- [Your task]: Pick out all lines of the entries that include the word "name" and copy them.

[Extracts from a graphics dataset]
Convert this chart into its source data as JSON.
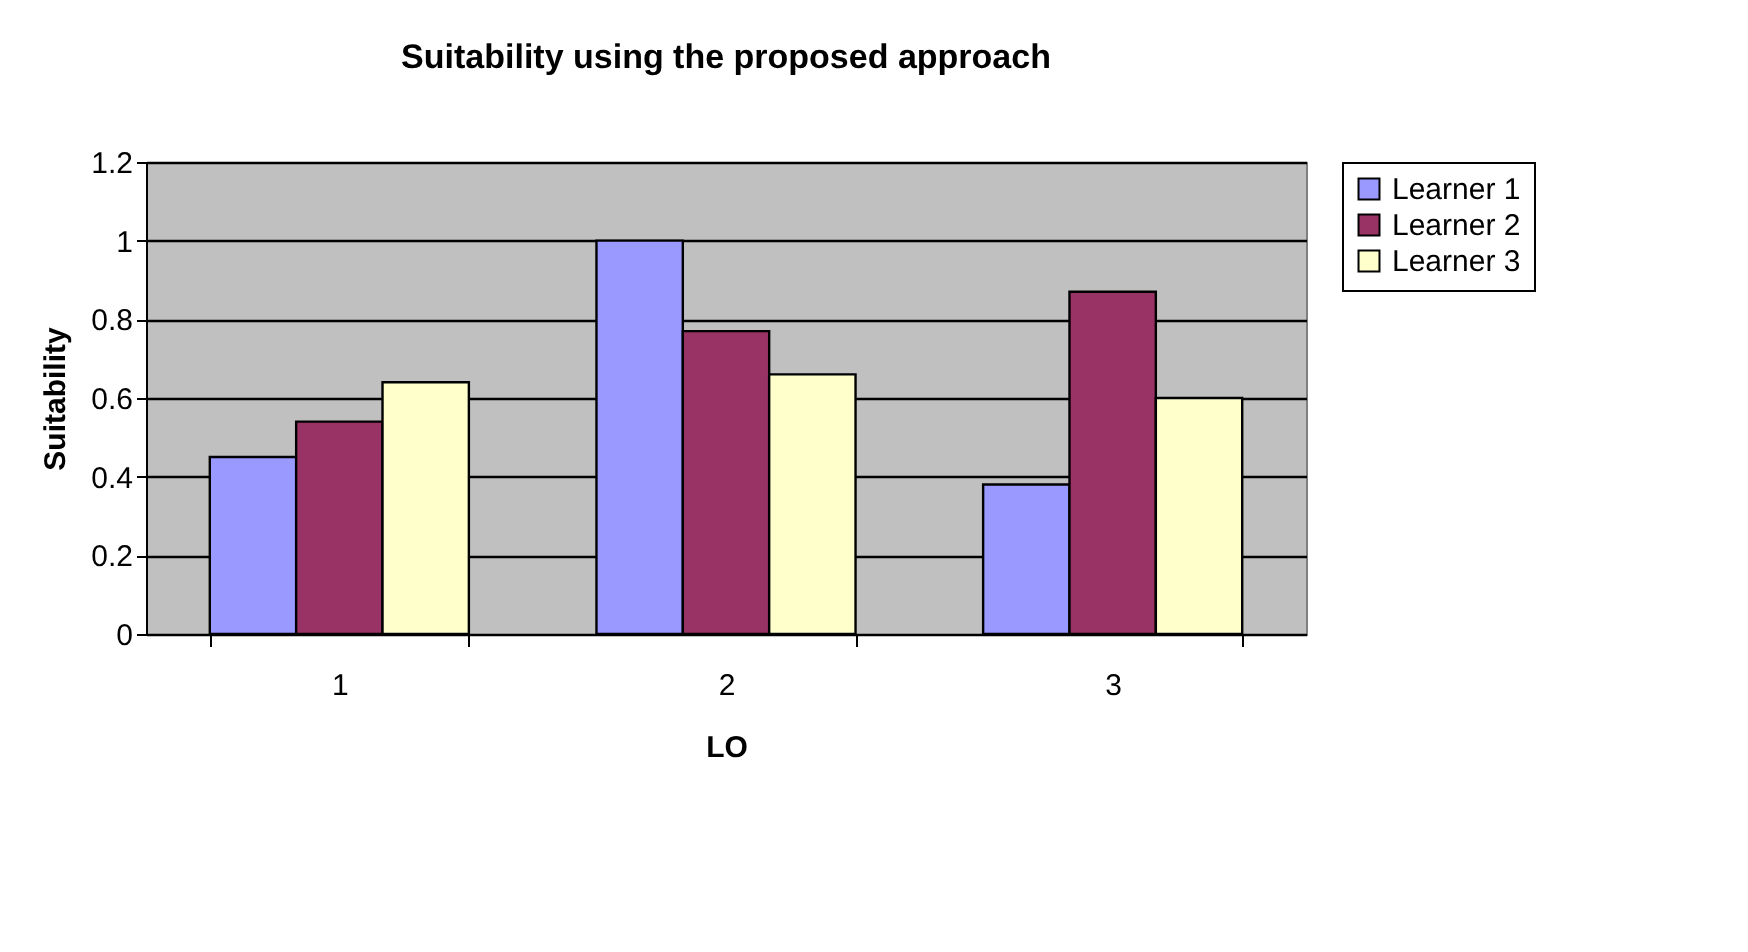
{
  "chart_data": {
    "type": "bar",
    "title": "Suitability using the proposed approach",
    "xlabel": "LO",
    "ylabel": "Suitability",
    "categories": [
      "1",
      "2",
      "3"
    ],
    "series": [
      {
        "name": "Learner 1",
        "color": "#9999ff",
        "values": [
          0.45,
          1.0,
          0.38
        ]
      },
      {
        "name": "Learner 2",
        "color": "#993366",
        "values": [
          0.54,
          0.77,
          0.87
        ]
      },
      {
        "name": "Learner 3",
        "color": "#ffffcc",
        "values": [
          0.64,
          0.66,
          0.6
        ]
      }
    ],
    "ylim": [
      0,
      1.2
    ],
    "yticks": [
      0,
      0.2,
      0.4,
      0.6,
      0.8,
      1,
      1.2
    ],
    "grid": "y",
    "legend": "right"
  }
}
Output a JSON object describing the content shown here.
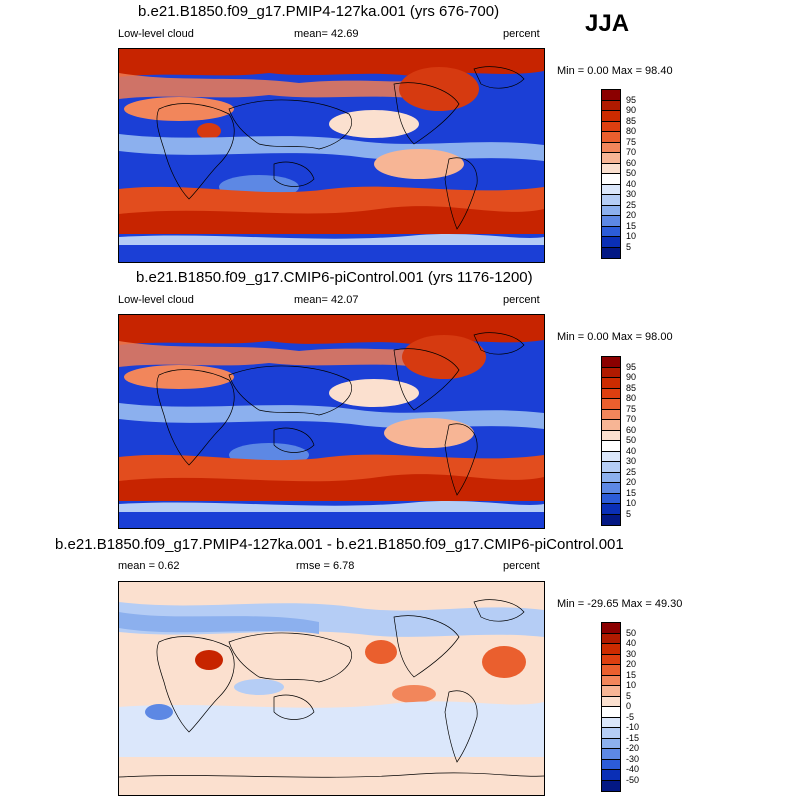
{
  "season": "JJA",
  "panels": [
    {
      "title": "b.e21.B1850.f09_g17.PMIP4-127ka.001 (yrs 676-700)",
      "left_label": "Low-level cloud",
      "center_label": "mean=  42.69",
      "units": "percent",
      "minmax": "Min =   0.00 Max =  98.40",
      "kind": "abs"
    },
    {
      "title": "b.e21.B1850.f09_g17.CMIP6-piControl.001 (yrs 1176-1200)",
      "left_label": "Low-level cloud",
      "center_label": "mean=  42.07",
      "units": "percent",
      "minmax": "Min =   0.00 Max =  98.00",
      "kind": "abs"
    },
    {
      "title": "b.e21.B1850.f09_g17.PMIP4-127ka.001 - b.e21.B1850.f09_g17.CMIP6-piControl.001",
      "left_label": "mean =   0.62",
      "center_label": "rmse =   6.78",
      "units": "percent",
      "minmax": "Min = -29.65 Max =  49.30",
      "kind": "diff"
    }
  ],
  "colorbar_abs": {
    "labels": [
      "95",
      "90",
      "85",
      "80",
      "75",
      "70",
      "60",
      "50",
      "40",
      "30",
      "25",
      "20",
      "15",
      "10",
      "5"
    ],
    "colors": [
      "#8b0000",
      "#b01a00",
      "#cc2b00",
      "#dd3f10",
      "#ea5f2e",
      "#f2865b",
      "#f7b595",
      "#fbe0cf",
      "#ffffff",
      "#dbe7fb",
      "#b5cdf5",
      "#8cb0ee",
      "#5d88e4",
      "#2c5cd8",
      "#0a2fb6",
      "#031884"
    ]
  },
  "colorbar_diff": {
    "labels": [
      "50",
      "40",
      "30",
      "20",
      "15",
      "10",
      "5",
      "0",
      "-5",
      "-10",
      "-15",
      "-20",
      "-30",
      "-40",
      "-50"
    ],
    "colors": [
      "#8b0000",
      "#b01a00",
      "#cc2b00",
      "#dd3f10",
      "#ea5f2e",
      "#f2865b",
      "#f7b595",
      "#fbe0cf",
      "#ffffff",
      "#dbe7fb",
      "#b5cdf5",
      "#8cb0ee",
      "#5d88e4",
      "#2c5cd8",
      "#0a2fb6",
      "#031884"
    ]
  }
}
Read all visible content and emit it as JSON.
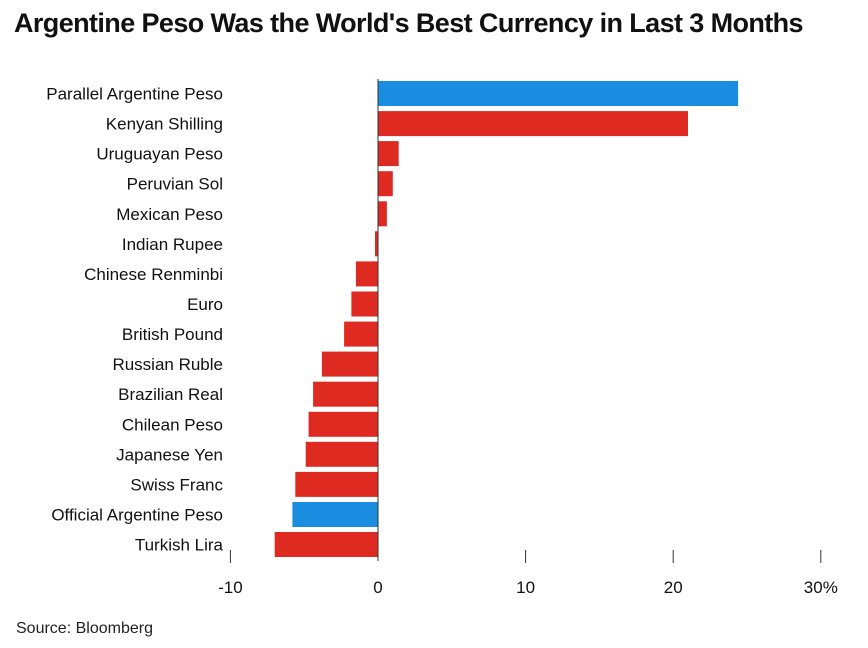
{
  "chart_data": {
    "type": "bar",
    "orientation": "horizontal",
    "title": "Argentine Peso Was the World's Best Currency in Last 3 Months",
    "source": "Source: Bloomberg",
    "xlabel": "",
    "ylabel": "",
    "xlim": [
      -10,
      30
    ],
    "x_ticks": [
      -10,
      0,
      10,
      20,
      30
    ],
    "x_tick_labels": [
      "-10",
      "0",
      "10",
      "20",
      "30%"
    ],
    "grid": false,
    "legend": "none",
    "colors": {
      "highlight": "#1a8de0",
      "default": "#de2a20"
    },
    "categories": [
      "Parallel Argentine Peso",
      "Kenyan Shilling",
      "Uruguayan Peso",
      "Peruvian Sol",
      "Mexican Peso",
      "Indian Rupee",
      "Chinese Renminbi",
      "Euro",
      "British Pound",
      "Russian Ruble",
      "Brazilian Real",
      "Chilean Peso",
      "Japanese Yen",
      "Swiss Franc",
      "Official Argentine Peso",
      "Turkish Lira"
    ],
    "values": [
      24.4,
      21.0,
      1.4,
      1.0,
      0.6,
      -0.2,
      -1.5,
      -1.8,
      -2.3,
      -3.8,
      -4.4,
      -4.7,
      -4.9,
      -5.6,
      -5.8,
      -7.0
    ],
    "highlighted": [
      "Parallel Argentine Peso",
      "Official Argentine Peso"
    ]
  }
}
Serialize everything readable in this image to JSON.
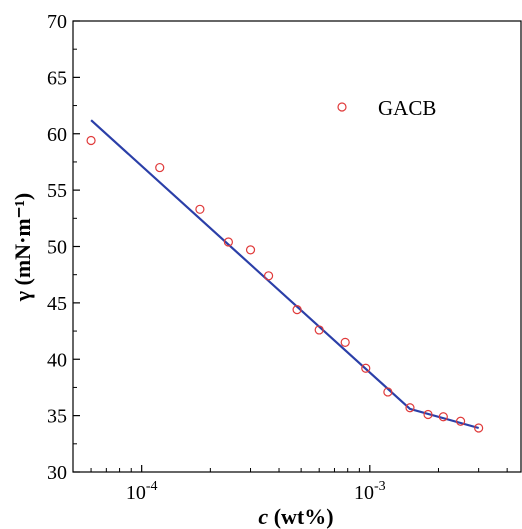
{
  "chart_data": {
    "type": "scatter",
    "xlabel": "c (wt%)",
    "ylabel": "γ (mN·m⁻¹)",
    "x_scale": "log",
    "xlim": [
      5e-05,
      0.0046
    ],
    "ylim": [
      30,
      70
    ],
    "y_ticks": [
      30,
      35,
      40,
      45,
      50,
      55,
      60,
      65,
      70
    ],
    "x_ticks": [
      0.0001,
      0.001
    ],
    "x_tick_labels": [
      "10",
      "10"
    ],
    "x_tick_exponents": [
      "-4",
      "-3"
    ],
    "grid": false,
    "legend": {
      "position": "top-right"
    },
    "series": [
      {
        "name": "GACB",
        "marker": "open-circle",
        "color": "#e03a3a",
        "points": [
          {
            "x": 6e-05,
            "y": 59.4
          },
          {
            "x": 0.00012,
            "y": 57.0
          },
          {
            "x": 0.00018,
            "y": 53.3
          },
          {
            "x": 0.00024,
            "y": 50.4
          },
          {
            "x": 0.0003,
            "y": 49.7
          },
          {
            "x": 0.00036,
            "y": 47.4
          },
          {
            "x": 0.00048,
            "y": 44.4
          },
          {
            "x": 0.0006,
            "y": 42.6
          },
          {
            "x": 0.00078,
            "y": 41.5
          },
          {
            "x": 0.00096,
            "y": 39.2
          },
          {
            "x": 0.0012,
            "y": 37.1
          },
          {
            "x": 0.0015,
            "y": 35.7
          },
          {
            "x": 0.0018,
            "y": 35.1
          },
          {
            "x": 0.0021,
            "y": 34.9
          },
          {
            "x": 0.0025,
            "y": 34.5
          },
          {
            "x": 0.003,
            "y": 33.9
          }
        ]
      },
      {
        "name": "",
        "type": "line",
        "color": "#2b3fa8",
        "points": [
          {
            "x": 6e-05,
            "y": 61.2
          },
          {
            "x": 0.0015,
            "y": 35.6
          },
          {
            "x": 0.003,
            "y": 33.9
          }
        ]
      }
    ]
  }
}
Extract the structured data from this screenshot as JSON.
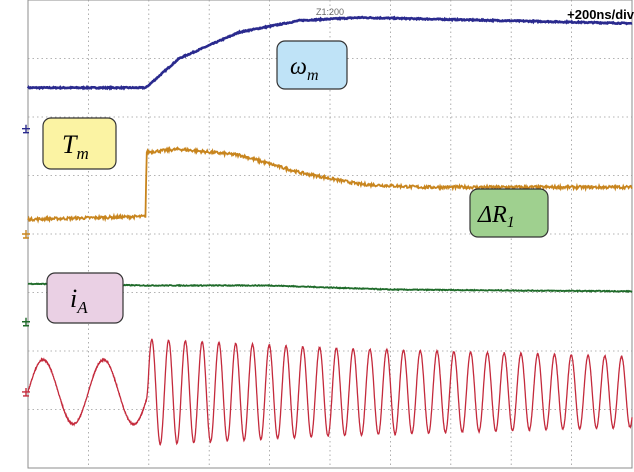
{
  "header": {
    "timebase": "+200ns/div",
    "trigger_readout": "Z1:200"
  },
  "traces": [
    {
      "id": "wm",
      "label": "ωm",
      "label_main": "ω",
      "label_sub": "m",
      "color": "#2a2a8e",
      "box_fill": "#bfe3f7"
    },
    {
      "id": "tm",
      "label": "Tm",
      "label_main": "T",
      "label_sub": "m",
      "color": "#c8851e",
      "box_fill": "#fbf3a3"
    },
    {
      "id": "dr",
      "label": "ΔR1",
      "label_main": "ΔR",
      "label_sub": "1",
      "color": "#1f6b2a",
      "box_fill": "#9fd08f"
    },
    {
      "id": "ia",
      "label": "iA",
      "label_main": "i",
      "label_sub": "A",
      "color": "#c42a3c",
      "box_fill": "#ead0e4"
    }
  ],
  "chart_data": {
    "type": "line",
    "title": "",
    "xlabel": "",
    "ylabel": "",
    "grid": true,
    "grid_divisions": {
      "x": 10,
      "y": 8
    },
    "x_unit": "div",
    "xlim": [
      0,
      10
    ],
    "step_time_div": 1.95,
    "series": [
      {
        "name": "ωm",
        "color": "#2a2a8e",
        "points": [
          [
            0,
            6.5
          ],
          [
            1.95,
            6.5
          ],
          [
            2.5,
            7.0
          ],
          [
            3.5,
            7.45
          ],
          [
            4.5,
            7.65
          ],
          [
            5.5,
            7.7
          ],
          [
            10,
            7.6
          ]
        ]
      },
      {
        "name": "Tm",
        "color": "#c8851e",
        "points": [
          [
            0,
            4.25
          ],
          [
            1.95,
            4.3
          ],
          [
            1.96,
            5.4
          ],
          [
            2.5,
            5.45
          ],
          [
            3.5,
            5.35
          ],
          [
            4.5,
            5.05
          ],
          [
            5.5,
            4.85
          ],
          [
            6.5,
            4.8
          ],
          [
            10,
            4.8
          ]
        ]
      },
      {
        "name": "ΔR1",
        "color": "#1f6b2a",
        "points": [
          [
            0,
            3.15
          ],
          [
            1.95,
            3.12
          ],
          [
            4,
            3.12
          ],
          [
            6,
            3.05
          ],
          [
            10,
            3.02
          ]
        ]
      },
      {
        "name": "iA",
        "color": "#c42a3c",
        "offset_div": 1.3,
        "amplitude_div": [
          [
            0,
            0.55
          ],
          [
            1.95,
            0.55
          ],
          [
            2.0,
            0.9
          ],
          [
            5,
            0.75
          ],
          [
            10,
            0.6
          ]
        ],
        "cycles_per_div": [
          [
            0,
            1.0
          ],
          [
            1.95,
            1.0
          ],
          [
            2.0,
            3.6
          ],
          [
            10,
            3.6
          ]
        ]
      }
    ],
    "ground_markers": [
      {
        "series": "ωm",
        "level_div": 5.8
      },
      {
        "series": "Tm",
        "level_div": 4.0
      },
      {
        "series": "ΔR1",
        "level_div": 2.5
      },
      {
        "series": "iA",
        "level_div": 1.3
      }
    ]
  }
}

- [Exercise answer]:
        "name": "Learner 1",
        "name": "Learner 2",
        "name": "Learner 3",
        "name": "GACB",
        "name": "",
        "name": "ωm",
        "name": "Tm",
        "name": "ΔR1",
        "name": "iA",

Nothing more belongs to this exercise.